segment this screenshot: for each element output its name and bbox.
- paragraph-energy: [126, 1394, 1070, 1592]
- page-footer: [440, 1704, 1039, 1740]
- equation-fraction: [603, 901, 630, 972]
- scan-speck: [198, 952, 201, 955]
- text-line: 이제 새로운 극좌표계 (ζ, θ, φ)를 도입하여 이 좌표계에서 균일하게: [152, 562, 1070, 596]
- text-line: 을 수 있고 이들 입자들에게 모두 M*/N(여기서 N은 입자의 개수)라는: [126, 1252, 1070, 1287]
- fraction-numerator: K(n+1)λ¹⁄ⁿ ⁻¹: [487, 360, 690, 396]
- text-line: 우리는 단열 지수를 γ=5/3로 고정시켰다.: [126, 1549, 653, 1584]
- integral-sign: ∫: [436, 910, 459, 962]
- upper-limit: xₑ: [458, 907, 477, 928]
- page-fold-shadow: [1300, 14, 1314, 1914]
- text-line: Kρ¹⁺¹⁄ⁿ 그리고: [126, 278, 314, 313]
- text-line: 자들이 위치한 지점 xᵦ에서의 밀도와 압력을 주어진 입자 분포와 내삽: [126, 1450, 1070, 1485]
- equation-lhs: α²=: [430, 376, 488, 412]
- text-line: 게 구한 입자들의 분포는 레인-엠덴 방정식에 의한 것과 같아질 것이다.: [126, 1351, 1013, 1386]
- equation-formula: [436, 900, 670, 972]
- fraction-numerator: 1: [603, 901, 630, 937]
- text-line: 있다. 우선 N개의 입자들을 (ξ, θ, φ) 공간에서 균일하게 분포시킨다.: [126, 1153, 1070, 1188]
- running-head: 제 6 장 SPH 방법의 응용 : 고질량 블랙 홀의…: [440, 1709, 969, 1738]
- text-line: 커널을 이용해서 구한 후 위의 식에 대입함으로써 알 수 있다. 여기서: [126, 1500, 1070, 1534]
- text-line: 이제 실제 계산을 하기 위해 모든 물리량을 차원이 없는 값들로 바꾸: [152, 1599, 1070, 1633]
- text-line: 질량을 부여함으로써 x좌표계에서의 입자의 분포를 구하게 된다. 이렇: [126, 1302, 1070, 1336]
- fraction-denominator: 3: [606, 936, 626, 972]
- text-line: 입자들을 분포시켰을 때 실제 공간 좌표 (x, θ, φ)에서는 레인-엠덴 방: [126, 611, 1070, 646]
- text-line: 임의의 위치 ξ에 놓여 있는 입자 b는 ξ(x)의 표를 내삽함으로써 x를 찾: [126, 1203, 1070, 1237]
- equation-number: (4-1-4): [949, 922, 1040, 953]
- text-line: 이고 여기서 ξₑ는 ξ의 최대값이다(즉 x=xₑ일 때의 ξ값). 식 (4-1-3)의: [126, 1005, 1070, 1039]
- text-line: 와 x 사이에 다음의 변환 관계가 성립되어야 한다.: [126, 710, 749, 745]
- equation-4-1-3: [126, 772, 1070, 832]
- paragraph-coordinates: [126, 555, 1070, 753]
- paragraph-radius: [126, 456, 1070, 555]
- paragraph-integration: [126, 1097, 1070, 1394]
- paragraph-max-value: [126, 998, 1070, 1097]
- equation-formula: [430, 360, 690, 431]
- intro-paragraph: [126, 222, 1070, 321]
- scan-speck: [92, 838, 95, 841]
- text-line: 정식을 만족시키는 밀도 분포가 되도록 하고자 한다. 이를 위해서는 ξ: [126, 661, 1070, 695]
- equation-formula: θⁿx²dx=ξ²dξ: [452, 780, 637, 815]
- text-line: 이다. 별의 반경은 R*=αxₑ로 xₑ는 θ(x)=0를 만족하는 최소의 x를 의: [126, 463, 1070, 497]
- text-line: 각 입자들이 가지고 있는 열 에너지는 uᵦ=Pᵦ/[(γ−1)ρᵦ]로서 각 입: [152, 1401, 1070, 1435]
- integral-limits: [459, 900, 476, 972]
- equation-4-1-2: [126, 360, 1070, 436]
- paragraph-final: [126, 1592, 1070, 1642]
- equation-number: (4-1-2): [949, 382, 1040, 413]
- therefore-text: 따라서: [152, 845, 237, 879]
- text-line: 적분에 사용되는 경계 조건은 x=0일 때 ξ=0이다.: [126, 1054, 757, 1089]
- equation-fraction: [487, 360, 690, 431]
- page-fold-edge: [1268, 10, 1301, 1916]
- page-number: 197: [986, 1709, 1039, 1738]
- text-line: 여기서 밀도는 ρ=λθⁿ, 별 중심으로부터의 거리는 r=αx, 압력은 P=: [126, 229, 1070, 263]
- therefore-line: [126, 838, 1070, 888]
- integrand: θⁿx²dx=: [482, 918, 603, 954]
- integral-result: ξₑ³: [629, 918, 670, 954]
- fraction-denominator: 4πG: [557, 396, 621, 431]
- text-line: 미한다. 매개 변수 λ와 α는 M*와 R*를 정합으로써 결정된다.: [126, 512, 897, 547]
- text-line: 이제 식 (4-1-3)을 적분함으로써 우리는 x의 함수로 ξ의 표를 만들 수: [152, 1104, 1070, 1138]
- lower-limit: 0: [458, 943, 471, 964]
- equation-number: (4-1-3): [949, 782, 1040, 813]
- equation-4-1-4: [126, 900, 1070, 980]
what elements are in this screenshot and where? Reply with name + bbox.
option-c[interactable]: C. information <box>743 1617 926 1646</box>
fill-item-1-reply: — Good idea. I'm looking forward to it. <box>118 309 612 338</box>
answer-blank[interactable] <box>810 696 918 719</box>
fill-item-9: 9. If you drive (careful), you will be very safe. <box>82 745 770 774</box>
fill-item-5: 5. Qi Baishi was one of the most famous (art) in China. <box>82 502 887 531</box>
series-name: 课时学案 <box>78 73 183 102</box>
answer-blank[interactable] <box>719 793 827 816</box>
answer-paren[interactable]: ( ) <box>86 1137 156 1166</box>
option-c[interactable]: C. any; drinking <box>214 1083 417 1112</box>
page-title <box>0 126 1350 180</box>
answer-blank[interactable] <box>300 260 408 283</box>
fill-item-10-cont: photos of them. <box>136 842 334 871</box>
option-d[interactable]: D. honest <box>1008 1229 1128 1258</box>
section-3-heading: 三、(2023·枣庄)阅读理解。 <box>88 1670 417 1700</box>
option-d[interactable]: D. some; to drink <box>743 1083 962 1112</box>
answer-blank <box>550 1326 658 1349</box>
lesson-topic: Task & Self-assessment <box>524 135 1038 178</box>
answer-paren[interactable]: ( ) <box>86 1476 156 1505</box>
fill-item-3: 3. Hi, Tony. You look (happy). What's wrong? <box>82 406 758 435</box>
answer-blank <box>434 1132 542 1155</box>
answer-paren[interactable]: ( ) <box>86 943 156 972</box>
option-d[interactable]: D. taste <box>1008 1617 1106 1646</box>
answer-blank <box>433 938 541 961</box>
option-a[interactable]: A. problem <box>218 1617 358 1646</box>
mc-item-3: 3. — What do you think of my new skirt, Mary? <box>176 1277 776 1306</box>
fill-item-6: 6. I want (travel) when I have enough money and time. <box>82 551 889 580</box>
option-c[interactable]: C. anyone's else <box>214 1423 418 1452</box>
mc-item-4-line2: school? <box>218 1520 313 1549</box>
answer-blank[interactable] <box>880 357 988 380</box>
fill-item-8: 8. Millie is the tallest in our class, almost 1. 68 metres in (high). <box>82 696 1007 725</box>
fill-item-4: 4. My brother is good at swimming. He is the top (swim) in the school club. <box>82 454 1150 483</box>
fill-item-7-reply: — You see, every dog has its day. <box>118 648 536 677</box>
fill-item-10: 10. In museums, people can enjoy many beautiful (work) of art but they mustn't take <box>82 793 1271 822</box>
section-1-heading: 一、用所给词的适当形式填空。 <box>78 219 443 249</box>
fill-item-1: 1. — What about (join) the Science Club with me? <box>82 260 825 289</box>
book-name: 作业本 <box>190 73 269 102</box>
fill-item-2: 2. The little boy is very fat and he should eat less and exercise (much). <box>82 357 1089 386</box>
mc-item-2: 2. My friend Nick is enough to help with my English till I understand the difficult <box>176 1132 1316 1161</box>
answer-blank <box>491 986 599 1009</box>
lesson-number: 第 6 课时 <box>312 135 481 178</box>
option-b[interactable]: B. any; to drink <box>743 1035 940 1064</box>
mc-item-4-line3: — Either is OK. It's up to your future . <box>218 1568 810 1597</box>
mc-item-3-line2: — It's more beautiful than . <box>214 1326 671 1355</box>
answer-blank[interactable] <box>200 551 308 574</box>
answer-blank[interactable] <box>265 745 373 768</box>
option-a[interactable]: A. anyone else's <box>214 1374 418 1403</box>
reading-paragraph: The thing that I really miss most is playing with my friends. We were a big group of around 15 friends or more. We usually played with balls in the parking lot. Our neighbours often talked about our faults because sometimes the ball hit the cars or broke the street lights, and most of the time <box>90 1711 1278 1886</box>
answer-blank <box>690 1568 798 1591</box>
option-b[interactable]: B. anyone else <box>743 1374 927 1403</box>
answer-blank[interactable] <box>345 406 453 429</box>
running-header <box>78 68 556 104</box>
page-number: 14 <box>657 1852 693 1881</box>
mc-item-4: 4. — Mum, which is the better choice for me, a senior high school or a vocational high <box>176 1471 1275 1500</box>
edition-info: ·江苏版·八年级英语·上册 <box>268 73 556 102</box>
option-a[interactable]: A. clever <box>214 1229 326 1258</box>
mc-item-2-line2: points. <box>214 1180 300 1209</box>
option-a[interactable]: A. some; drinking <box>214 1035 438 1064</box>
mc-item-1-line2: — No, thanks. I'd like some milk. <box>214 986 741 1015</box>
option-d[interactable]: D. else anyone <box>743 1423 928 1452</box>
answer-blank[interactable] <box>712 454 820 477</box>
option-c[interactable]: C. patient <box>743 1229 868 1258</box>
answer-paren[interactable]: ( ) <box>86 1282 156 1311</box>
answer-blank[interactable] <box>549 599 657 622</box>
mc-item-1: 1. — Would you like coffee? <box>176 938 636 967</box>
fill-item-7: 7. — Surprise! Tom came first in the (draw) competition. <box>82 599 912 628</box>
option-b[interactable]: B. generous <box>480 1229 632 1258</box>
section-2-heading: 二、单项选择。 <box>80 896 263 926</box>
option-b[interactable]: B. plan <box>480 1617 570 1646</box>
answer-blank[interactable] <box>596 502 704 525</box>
--------
◆ Short problem
Copy out the records from their first line through the line containing "- fraction-denominator: 3: [606, 936, 626, 972]", keeping each line unchanged.

◆ Exercise output
segment this screenshot: for each element output its name and bbox.
- paragraph-energy: [126, 1394, 1070, 1592]
- page-footer: [440, 1704, 1039, 1740]
- equation-fraction: [603, 901, 630, 972]
- scan-speck: [198, 952, 201, 955]
- text-line: 이제 새로운 극좌표계 (ζ, θ, φ)를 도입하여 이 좌표계에서 균일하게: [152, 562, 1070, 596]
- text-line: 을 수 있고 이들 입자들에게 모두 M*/N(여기서 N은 입자의 개수)라는: [126, 1252, 1070, 1287]
- fraction-numerator: K(n+1)λ¹⁄ⁿ ⁻¹: [487, 360, 690, 396]
- text-line: 우리는 단열 지수를 γ=5/3로 고정시켰다.: [126, 1549, 653, 1584]
- integral-sign: ∫: [436, 910, 459, 962]
- upper-limit: xₑ: [458, 907, 477, 928]
- page-fold-shadow: [1300, 14, 1314, 1914]
- text-line: Kρ¹⁺¹⁄ⁿ 그리고: [126, 278, 314, 313]
- text-line: 자들이 위치한 지점 xᵦ에서의 밀도와 압력을 주어진 입자 분포와 내삽: [126, 1450, 1070, 1485]
- equation-lhs: α²=: [430, 376, 488, 412]
- text-line: 게 구한 입자들의 분포는 레인-엠덴 방정식에 의한 것과 같아질 것이다.: [126, 1351, 1013, 1386]
- equation-formula: [436, 900, 670, 972]
- fraction-numerator: 1: [603, 901, 630, 937]
- text-line: 있다. 우선 N개의 입자들을 (ξ, θ, φ) 공간에서 균일하게 분포시킨다.: [126, 1153, 1070, 1188]
- running-head: 제 6 장 SPH 방법의 응용 : 고질량 블랙 홀의…: [440, 1709, 969, 1738]
- text-line: 커널을 이용해서 구한 후 위의 식에 대입함으로써 알 수 있다. 여기서: [126, 1500, 1070, 1534]
- text-line: 이제 실제 계산을 하기 위해 모든 물리량을 차원이 없는 값들로 바꾸: [152, 1599, 1070, 1633]
- text-line: 질량을 부여함으로써 x좌표계에서의 입자의 분포를 구하게 된다. 이렇: [126, 1302, 1070, 1336]
- fraction-denominator: 3: [606, 936, 626, 972]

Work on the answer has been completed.